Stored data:
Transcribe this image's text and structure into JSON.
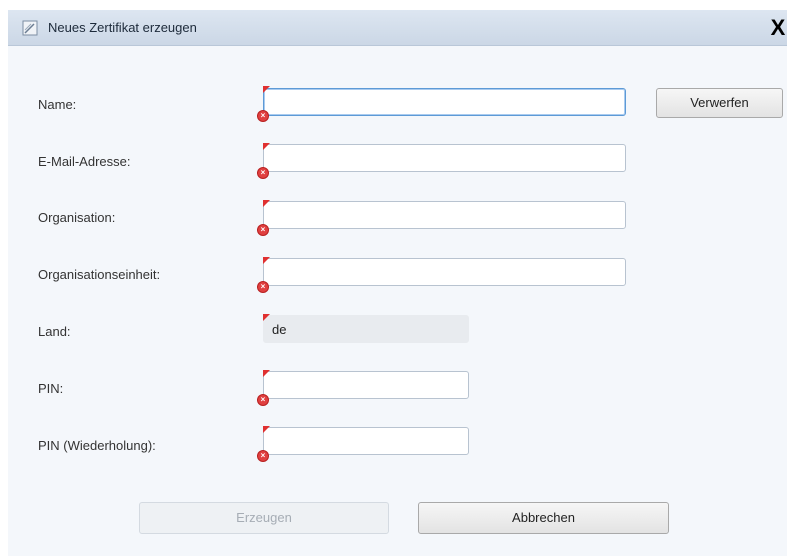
{
  "window": {
    "title": "Neues Zertifikat erzeugen",
    "close_symbol": "X",
    "icon": "certificate-icon"
  },
  "form": {
    "name_label": "Name:",
    "email_label": "E-Mail-Adresse:",
    "organisation_label": "Organisation:",
    "unit_label": "Organisationseinheit:",
    "country_label": "Land:",
    "country_value": "de",
    "pin_label": "PIN:",
    "pin_repeat_label": "PIN (Wiederholung):"
  },
  "buttons": {
    "discard": "Verwerfen",
    "create": "Erzeugen",
    "cancel": "Abbrechen"
  },
  "colors": {
    "error": "#e03030",
    "focus_border": "#5d9ad6",
    "titlebar": "#cbd7e6"
  }
}
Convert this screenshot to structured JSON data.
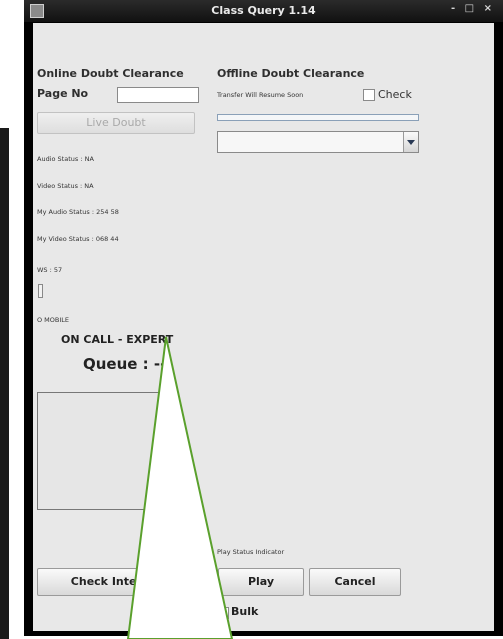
{
  "window": {
    "title": "Class Query 1.14",
    "controls": "- □ ×"
  },
  "online": {
    "heading": "Online Doubt Clearance",
    "page_no_label": "Page No",
    "page_no_value": "",
    "live_doubt_button": "Live Doubt"
  },
  "offline": {
    "heading": "Offline Doubt Clearance",
    "transfer_text": "Transfer Will Resume Soon",
    "check_label": "Check",
    "check_checked": false,
    "dropdown_value": ""
  },
  "status": {
    "audio": "Audio Status : NA",
    "video": "Video Status : NA",
    "my_audio": "My Audio Status : 254 58",
    "my_video": "My Video Status : 068 44",
    "ws": "WS : 57",
    "mobile": "O MOBILE"
  },
  "call": {
    "state": "ON CALL - EXPERT",
    "queue": "Queue : --"
  },
  "play": {
    "status_label": "Play Status Indicator",
    "play_button": "Play",
    "cancel_button": "Cancel",
    "bulk_label": "Bulk",
    "bulk_checked": true
  },
  "footer": {
    "check_internet_button": "Check Interne"
  },
  "colors": {
    "callout_stroke": "#5aa02c",
    "title_bar": "#1a1a1a",
    "panel": "#e8e8e8"
  }
}
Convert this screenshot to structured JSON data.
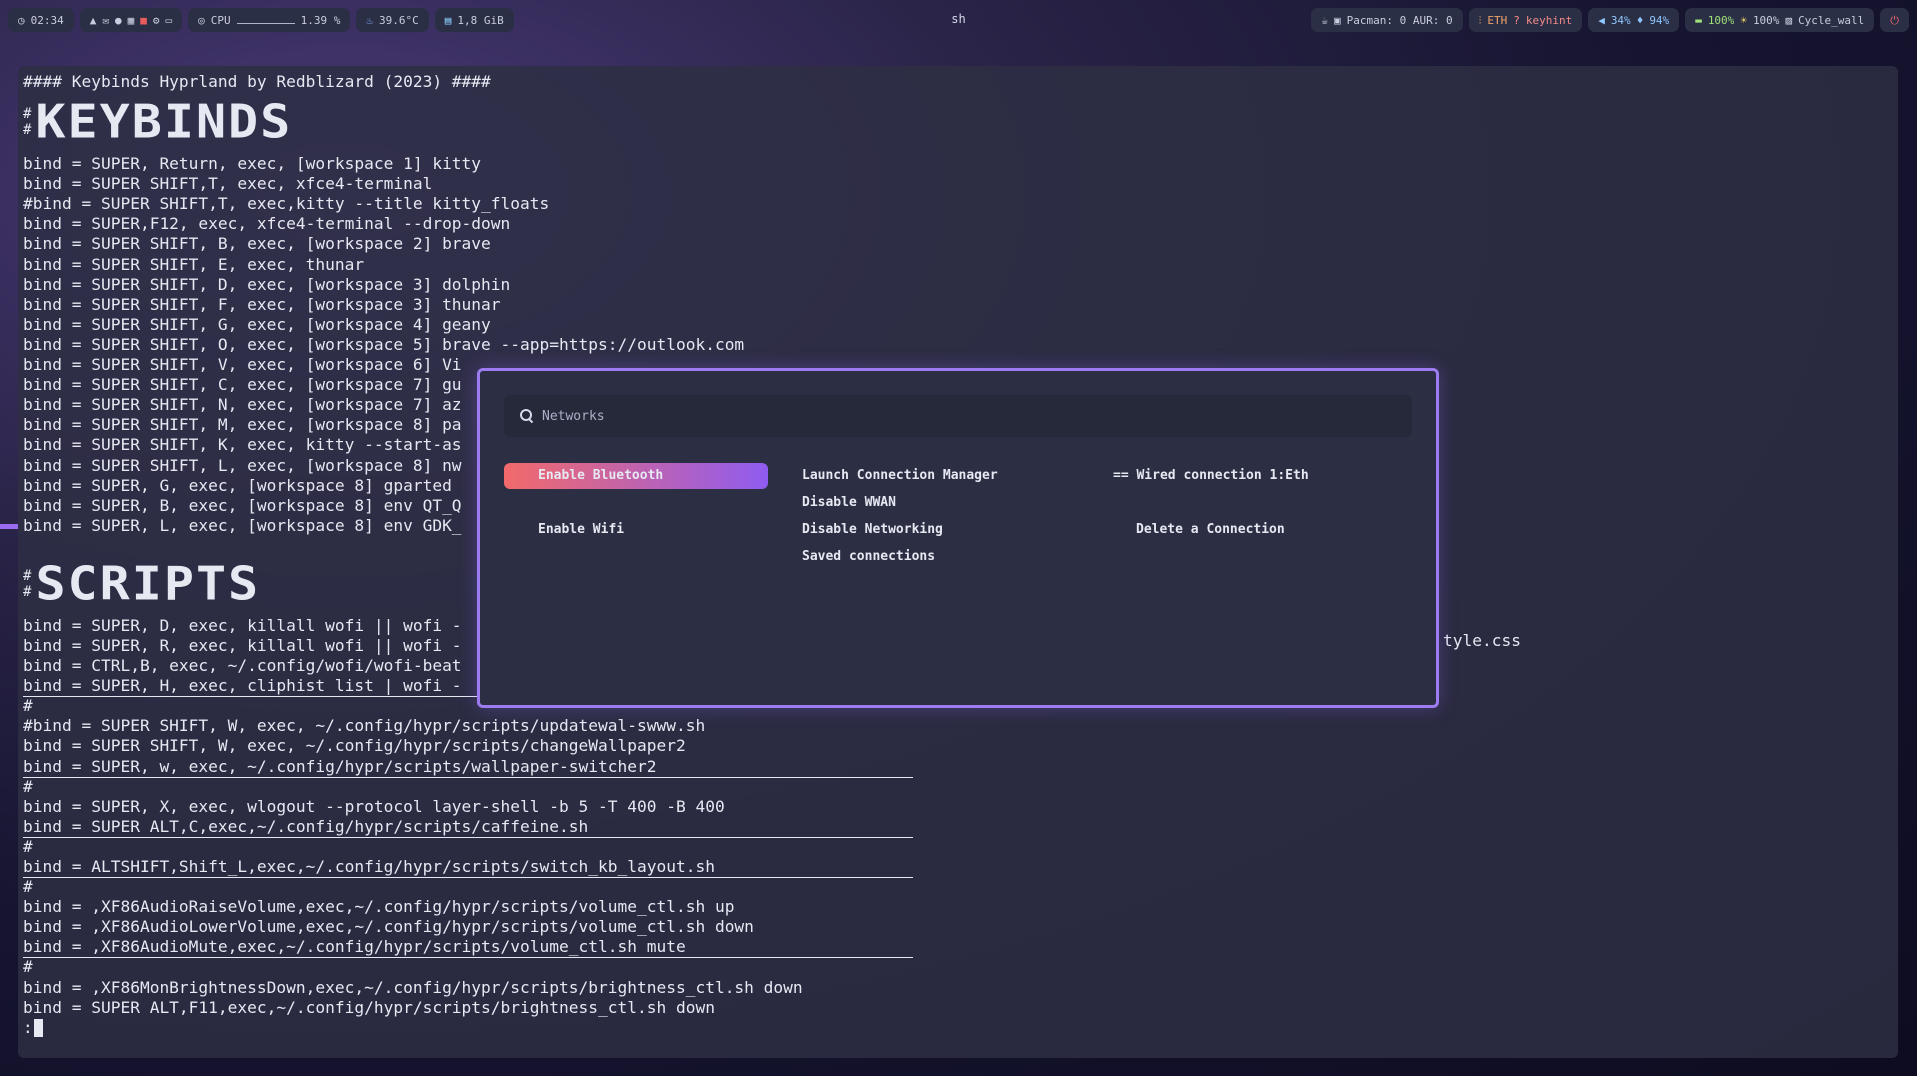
{
  "topbar": {
    "clock": "02:34",
    "cpu_label": "CPU",
    "cpu_value": "1.39 %",
    "temp": "39.6°C",
    "memory": "1,8 GiB",
    "window_title": "sh",
    "updates": "Pacman: 0 AUR: 0",
    "network": "ETH",
    "keyhint": "keyhint",
    "volume": "34%",
    "mic": "94%",
    "battery": "100%",
    "brightness": "100%",
    "wallpaper": "Cycle_wall"
  },
  "terminal": {
    "header": "#### Keybinds Hyprland by Redblizard (2023) ####",
    "section1_title": "KEYBINDS",
    "section2_title": "SCRIPTS",
    "keybind_lines": [
      "bind = SUPER, Return, exec, [workspace 1] kitty",
      "bind = SUPER SHIFT,T, exec, xfce4-terminal",
      "#bind = SUPER SHIFT,T, exec,kitty --title kitty_floats",
      "bind = SUPER,F12, exec, xfce4-terminal --drop-down",
      "bind = SUPER SHIFT, B, exec, [workspace 2] brave",
      "bind = SUPER SHIFT, E, exec, thunar",
      "bind = SUPER SHIFT, D, exec, [workspace 3] dolphin",
      "bind = SUPER SHIFT, F, exec, [workspace 3] thunar",
      "bind = SUPER SHIFT, G, exec, [workspace 4] geany",
      "bind = SUPER SHIFT, O, exec, [workspace 5] brave --app=https://outlook.com",
      "bind = SUPER SHIFT, V, exec, [workspace 6] Vi",
      "bind = SUPER SHIFT, C, exec, [workspace 7] gu",
      "bind = SUPER SHIFT, N, exec, [workspace 7] az",
      "bind = SUPER SHIFT, M, exec, [workspace 8] pa",
      "bind = SUPER SHIFT, K, exec, kitty --start-as",
      "bind = SUPER SHIFT, L, exec, [workspace 8] nw",
      "bind = SUPER, G, exec, [workspace 8] gparted",
      "bind = SUPER, B, exec, [workspace 8] env QT_Q",
      "bind = SUPER, L, exec, [workspace 8] env GDK_"
    ],
    "script_lines_a": [
      "bind = SUPER, D, exec, killall wofi || wofi -",
      "bind = SUPER, R, exec, killall wofi || wofi -",
      "bind = CTRL,B, exec, ~/.config/wofi/wofi-beat",
      "bind = SUPER, H, exec, cliphist list | wofi -"
    ],
    "overflow_fragment": "tyle.css",
    "script_lines_b": [
      "#bind = SUPER SHIFT, W, exec, ~/.config/hypr/scripts/updatewal-swww.sh",
      "bind = SUPER SHIFT, W, exec, ~/.config/hypr/scripts/changeWallpaper2",
      "bind = SUPER, w, exec, ~/.config/hypr/scripts/wallpaper-switcher2"
    ],
    "script_lines_c": [
      "bind = SUPER, X, exec, wlogout --protocol layer-shell -b 5 -T 400 -B 400",
      "bind = SUPER ALT,C,exec,~/.config/hypr/scripts/caffeine.sh"
    ],
    "script_lines_d": [
      "bind = ALTSHIFT,Shift_L,exec,~/.config/hypr/scripts/switch_kb_layout.sh"
    ],
    "script_lines_e": [
      "bind = ,XF86AudioRaiseVolume,exec,~/.config/hypr/scripts/volume_ctl.sh up",
      "bind = ,XF86AudioLowerVolume,exec,~/.config/hypr/scripts/volume_ctl.sh down",
      "bind = ,XF86AudioMute,exec,~/.config/hypr/scripts/volume_ctl.sh mute"
    ],
    "script_lines_f": [
      "bind = ,XF86MonBrightnessDown,exec,~/.config/hypr/scripts/brightness_ctl.sh down",
      "bind = SUPER ALT,F11,exec,~/.config/hypr/scripts/brightness_ctl.sh down"
    ],
    "prompt": ":"
  },
  "dialog": {
    "search_placeholder": "Networks",
    "entries": [
      "Enable Bluetooth",
      "Launch Connection Manager",
      "== Wired connection 1:Eth",
      "Disable WWAN",
      "Enable Wifi",
      "Disable Networking",
      "Delete a Connection",
      "Saved connections"
    ]
  },
  "colors": {
    "accent_border": "#9c7cf0",
    "selected_start": "#f26a6a",
    "selected_end": "#8f5cf0",
    "terminal_bg": "#2d2f44"
  }
}
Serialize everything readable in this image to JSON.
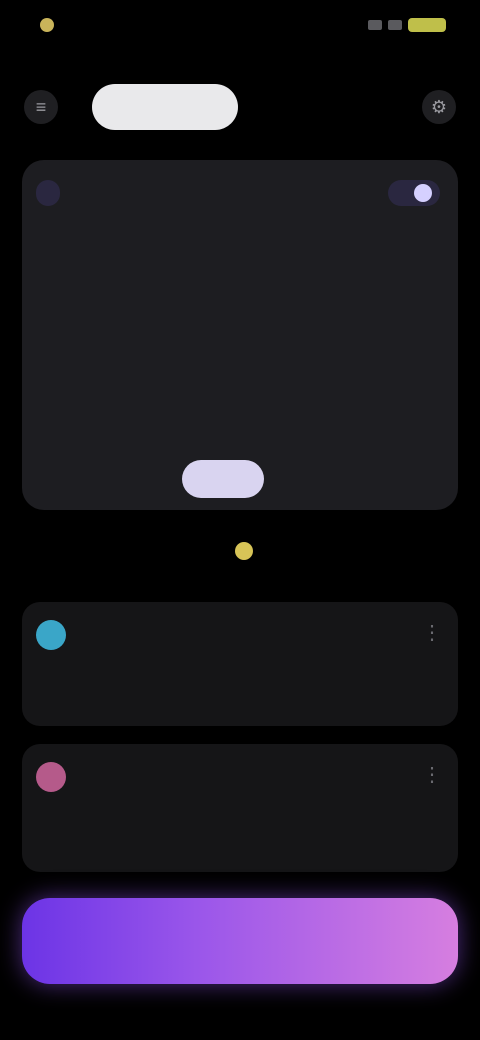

What you have to do> Keep the pictures out of the copy and return the rest of the data above exactly.

Result for this task>
Transcribe this image's text and structure into JSON.
{
  "window": {
    "title": "Neues Zertifikat erzeugen",
    "close_symbol": "X",
    "icon": "certificate-icon"
  },
  "form": {
    "name_label": "Name:",
    "email_label": "E-Mail-Adresse:",
    "organisation_label": "Organisation:",
    "unit_label": "Organisationseinheit:",
    "country_label": "Land:",
    "country_value": "de",
    "pin_label": "PIN:",
    "pin_repeat_label": "PIN (Wiederholung):"
  },
  "buttons": {
    "discard": "Verwerfen",
    "create": "Erzeugen",
    "cancel": "Abbrechen"
  },
  "colors": {
    "error": "#e03030",
    "focus_border": "#5d9ad6",
    "titlebar": "#cbd7e6"
  }
}
Convert this screenshot to structured JSON data.
{
  "window": {
    "title": "Class Query 1.14",
    "controls": "- □ ×"
  },
  "online": {
    "heading": "Online Doubt Clearance",
    "page_no_label": "Page No",
    "page_no_value": "",
    "live_doubt_button": "Live Doubt"
  },
  "offline": {
    "heading": "Offline Doubt Clearance",
    "transfer_text": "Transfer Will Resume Soon",
    "check_label": "Check",
    "check_checked": false,
    "dropdown_value": ""
  },
  "status": {
    "audio": "Audio Status : NA",
    "video": "Video Status : NA",
    "my_audio": "My Audio Status : 254 58",
    "my_video": "My Video Status : 068 44",
    "ws": "WS : 57",
    "mobile": "O MOBILE"
  },
  "call": {
    "state": "ON CALL - EXPERT",
    "queue": "Queue : --"
  },
  "play": {
    "status_label": "Play Status Indicator",
    "play_button": "Play",
    "cancel_button": "Cancel",
    "bulk_label": "Bulk",
    "bulk_checked": true
  },
  "footer": {
    "check_internet_button": "Check Interne"
  },
  "colors": {
    "callout_stroke": "#5aa02c",
    "title_bar": "#1a1a1a",
    "panel": "#e8e8e8"
  }
}
Convert this screenshot to structured JSON data.
{
  "topbar": {
    "clock": "02:34",
    "cpu_label": "CPU",
    "cpu_value": "1.39 %",
    "temp": "39.6°C",
    "memory": "1,8 GiB",
    "window_title": "sh",
    "updates": "Pacman: 0 AUR: 0",
    "network": "ETH",
    "keyhint": "keyhint",
    "volume": "34%",
    "mic": "94%",
    "battery": "100%",
    "brightness": "100%",
    "wallpaper": "Cycle_wall"
  },
  "terminal": {
    "header": "#### Keybinds Hyprland by Redblizard (2023) ####",
    "section1_title": "KEYBINDS",
    "section2_title": "SCRIPTS",
    "keybind_lines": [
      "bind = SUPER, Return, exec, [workspace 1] kitty",
      "bind = SUPER SHIFT,T, exec, xfce4-terminal",
      "#bind = SUPER SHIFT,T, exec,kitty --title kitty_floats",
      "bind = SUPER,F12, exec, xfce4-terminal --drop-down",
      "bind = SUPER SHIFT, B, exec, [workspace 2] brave",
      "bind = SUPER SHIFT, E, exec, thunar",
      "bind = SUPER SHIFT, D, exec, [workspace 3] dolphin",
      "bind = SUPER SHIFT, F, exec, [workspace 3] thunar",
      "bind = SUPER SHIFT, G, exec, [workspace 4] geany",
      "bind = SUPER SHIFT, O, exec, [workspace 5] brave --app=https://outlook.com",
      "bind = SUPER SHIFT, V, exec, [workspace 6] Vi",
      "bind = SUPER SHIFT, C, exec, [workspace 7] gu",
      "bind = SUPER SHIFT, N, exec, [workspace 7] az",
      "bind = SUPER SHIFT, M, exec, [workspace 8] pa",
      "bind = SUPER SHIFT, K, exec, kitty --start-as",
      "bind = SUPER SHIFT, L, exec, [workspace 8] nw",
      "bind = SUPER, G, exec, [workspace 8] gparted",
      "bind = SUPER, B, exec, [workspace 8] env QT_Q",
      "bind = SUPER, L, exec, [workspace 8] env GDK_"
    ],
    "script_lines_a": [
      "bind = SUPER, D, exec, killall wofi || wofi -",
      "bind = SUPER, R, exec, killall wofi || wofi -",
      "bind = CTRL,B, exec, ~/.config/wofi/wofi-beat",
      "bind = SUPER, H, exec, cliphist list | wofi -"
    ],
    "overflow_fragment": "tyle.css",
    "script_lines_b": [
      "#bind = SUPER SHIFT, W, exec, ~/.config/hypr/scripts/updatewal-swww.sh",
      "bind = SUPER SHIFT, W, exec, ~/.config/hypr/scripts/changeWallpaper2",
      "bind = SUPER, w, exec, ~/.config/hypr/scripts/wallpaper-switcher2"
    ],
    "script_lines_c": [
      "bind = SUPER, X, exec, wlogout --protocol layer-shell -b 5 -T 400 -B 400",
      "bind = SUPER ALT,C,exec,~/.config/hypr/scripts/caffeine.sh"
    ],
    "script_lines_d": [
      "bind = ALTSHIFT,Shift_L,exec,~/.config/hypr/scripts/switch_kb_layout.sh"
    ],
    "script_lines_e": [
      "bind = ,XF86AudioRaiseVolume,exec,~/.config/hypr/scripts/volume_ctl.sh up",
      "bind = ,XF86AudioLowerVolume,exec,~/.config/hypr/scripts/volume_ctl.sh down",
      "bind = ,XF86AudioMute,exec,~/.config/hypr/scripts/volume_ctl.sh mute"
    ],
    "script_lines_f": [
      "bind = ,XF86MonBrightnessDown,exec,~/.config/hypr/scripts/brightness_ctl.sh down",
      "bind = SUPER ALT,F11,exec,~/.config/hypr/scripts/brightness_ctl.sh down"
    ],
    "prompt": ":"
  },
  "dialog": {
    "search_placeholder": "Networks",
    "entries": [
      "Enable Bluetooth",
      "Launch Connection Manager",
      "== Wired connection 1:Eth",
      "Disable WWAN",
      "Enable Wifi",
      "Disable Networking",
      "Delete a Connection",
      "Saved connections"
    ]
  },
  "colors": {
    "accent_border": "#9c7cf0",
    "selected_start": "#f26a6a",
    "selected_end": "#8f5cf0",
    "terminal_bg": "#2d2f44"
  }
}
Serialize everything readable in this image to JSON.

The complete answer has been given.